* [WHAT YOU NEED TO DO]: Take the entries below and reproduce them word for word.

* [Data entries for graphics]:
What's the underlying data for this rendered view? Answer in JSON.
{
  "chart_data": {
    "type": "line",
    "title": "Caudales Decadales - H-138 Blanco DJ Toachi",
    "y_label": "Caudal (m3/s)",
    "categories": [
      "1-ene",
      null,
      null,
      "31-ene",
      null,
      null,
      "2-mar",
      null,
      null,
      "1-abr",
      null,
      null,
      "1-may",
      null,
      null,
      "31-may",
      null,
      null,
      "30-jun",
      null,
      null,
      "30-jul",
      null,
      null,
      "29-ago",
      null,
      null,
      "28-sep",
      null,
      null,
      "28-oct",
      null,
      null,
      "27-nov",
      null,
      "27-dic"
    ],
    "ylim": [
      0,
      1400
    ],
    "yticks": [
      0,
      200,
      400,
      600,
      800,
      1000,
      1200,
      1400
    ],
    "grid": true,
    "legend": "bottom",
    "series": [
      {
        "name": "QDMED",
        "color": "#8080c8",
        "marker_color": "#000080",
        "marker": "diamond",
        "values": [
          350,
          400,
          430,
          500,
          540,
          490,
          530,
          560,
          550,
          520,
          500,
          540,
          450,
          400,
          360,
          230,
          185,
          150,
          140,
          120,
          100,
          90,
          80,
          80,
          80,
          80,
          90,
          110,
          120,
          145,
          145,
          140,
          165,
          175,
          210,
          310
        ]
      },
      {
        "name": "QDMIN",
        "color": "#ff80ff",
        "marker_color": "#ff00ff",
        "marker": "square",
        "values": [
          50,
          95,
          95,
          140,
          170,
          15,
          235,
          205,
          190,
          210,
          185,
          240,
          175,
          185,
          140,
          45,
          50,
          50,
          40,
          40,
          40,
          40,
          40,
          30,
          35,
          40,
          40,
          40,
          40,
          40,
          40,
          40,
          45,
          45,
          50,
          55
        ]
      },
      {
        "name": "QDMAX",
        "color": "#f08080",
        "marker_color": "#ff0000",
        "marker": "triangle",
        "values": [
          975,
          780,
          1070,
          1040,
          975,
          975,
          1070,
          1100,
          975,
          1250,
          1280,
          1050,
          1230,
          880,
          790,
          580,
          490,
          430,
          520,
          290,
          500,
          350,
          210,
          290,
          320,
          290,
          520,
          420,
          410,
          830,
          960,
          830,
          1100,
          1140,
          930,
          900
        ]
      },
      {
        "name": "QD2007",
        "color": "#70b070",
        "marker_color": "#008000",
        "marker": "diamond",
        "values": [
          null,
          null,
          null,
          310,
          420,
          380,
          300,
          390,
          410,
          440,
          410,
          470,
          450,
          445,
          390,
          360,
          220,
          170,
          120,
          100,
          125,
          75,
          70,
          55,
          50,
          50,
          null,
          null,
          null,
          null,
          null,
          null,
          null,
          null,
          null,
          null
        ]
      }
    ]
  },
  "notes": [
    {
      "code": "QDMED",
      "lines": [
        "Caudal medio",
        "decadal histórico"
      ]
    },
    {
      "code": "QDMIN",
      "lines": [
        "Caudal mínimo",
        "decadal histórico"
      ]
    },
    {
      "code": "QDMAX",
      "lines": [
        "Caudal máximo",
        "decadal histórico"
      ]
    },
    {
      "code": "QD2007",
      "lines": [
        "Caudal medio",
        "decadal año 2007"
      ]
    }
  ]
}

* [REPLY]:
What's the underlying data for this rendered view? Answer in JSON.
{
  "chart_data": {
    "type": "line",
    "title": "Caudales Decadales - H-138 Blanco DJ Toachi",
    "y_label": "Caudal (m3/s)",
    "categories": [
      "1-ene",
      null,
      null,
      "31-ene",
      null,
      null,
      "2-mar",
      null,
      null,
      "1-abr",
      null,
      null,
      "1-may",
      null,
      null,
      "31-may",
      null,
      null,
      "30-jun",
      null,
      null,
      "30-jul",
      null,
      null,
      "29-ago",
      null,
      null,
      "28-sep",
      null,
      null,
      "28-oct",
      null,
      null,
      "27-nov",
      null,
      "27-dic"
    ],
    "ylim": [
      0,
      1400
    ],
    "yticks": [
      0,
      200,
      400,
      600,
      800,
      1000,
      1200,
      1400
    ],
    "grid": true,
    "legend": "bottom",
    "series": [
      {
        "name": "QDMED",
        "color": "#8080c8",
        "marker_color": "#000080",
        "marker": "diamond",
        "values": [
          350,
          400,
          430,
          500,
          540,
          490,
          530,
          560,
          550,
          520,
          500,
          540,
          450,
          400,
          360,
          230,
          185,
          150,
          140,
          120,
          100,
          90,
          80,
          80,
          80,
          80,
          90,
          110,
          120,
          145,
          145,
          140,
          165,
          175,
          210,
          310
        ]
      },
      {
        "name": "QDMIN",
        "color": "#ff80ff",
        "marker_color": "#ff00ff",
        "marker": "square",
        "values": [
          50,
          95,
          95,
          140,
          170,
          15,
          235,
          205,
          190,
          210,
          185,
          240,
          175,
          185,
          140,
          45,
          50,
          50,
          40,
          40,
          40,
          40,
          40,
          30,
          35,
          40,
          40,
          40,
          40,
          40,
          40,
          40,
          45,
          45,
          50,
          55
        ]
      },
      {
        "name": "QDMAX",
        "color": "#f08080",
        "marker_color": "#ff0000",
        "marker": "triangle",
        "values": [
          975,
          780,
          1070,
          1040,
          975,
          975,
          1070,
          1100,
          975,
          1250,
          1280,
          1050,
          1230,
          880,
          790,
          580,
          490,
          430,
          520,
          290,
          500,
          350,
          210,
          290,
          320,
          290,
          520,
          420,
          410,
          830,
          960,
          830,
          1100,
          1140,
          930,
          900
        ]
      },
      {
        "name": "QD2007",
        "color": "#70b070",
        "marker_color": "#008000",
        "marker": "diamond",
        "values": [
          null,
          null,
          null,
          310,
          420,
          380,
          300,
          390,
          410,
          440,
          410,
          470,
          450,
          445,
          390,
          360,
          220,
          170,
          120,
          100,
          125,
          75,
          70,
          55,
          50,
          50,
          null,
          null,
          null,
          null,
          null,
          null,
          null,
          null,
          null,
          null
        ]
      }
    ]
  },
  "notes": [
    {
      "code": "QDMED",
      "lines": [
        "Caudal medio",
        "decadal histórico"
      ]
    },
    {
      "code": "QDMIN",
      "lines": [
        "Caudal mínimo",
        "decadal histórico"
      ]
    },
    {
      "code": "QDMAX",
      "lines": [
        "Caudal máximo",
        "decadal histórico"
      ]
    },
    {
      "code": "QD2007",
      "lines": [
        "Caudal medio",
        "decadal año 2007"
      ]
    }
  ]
}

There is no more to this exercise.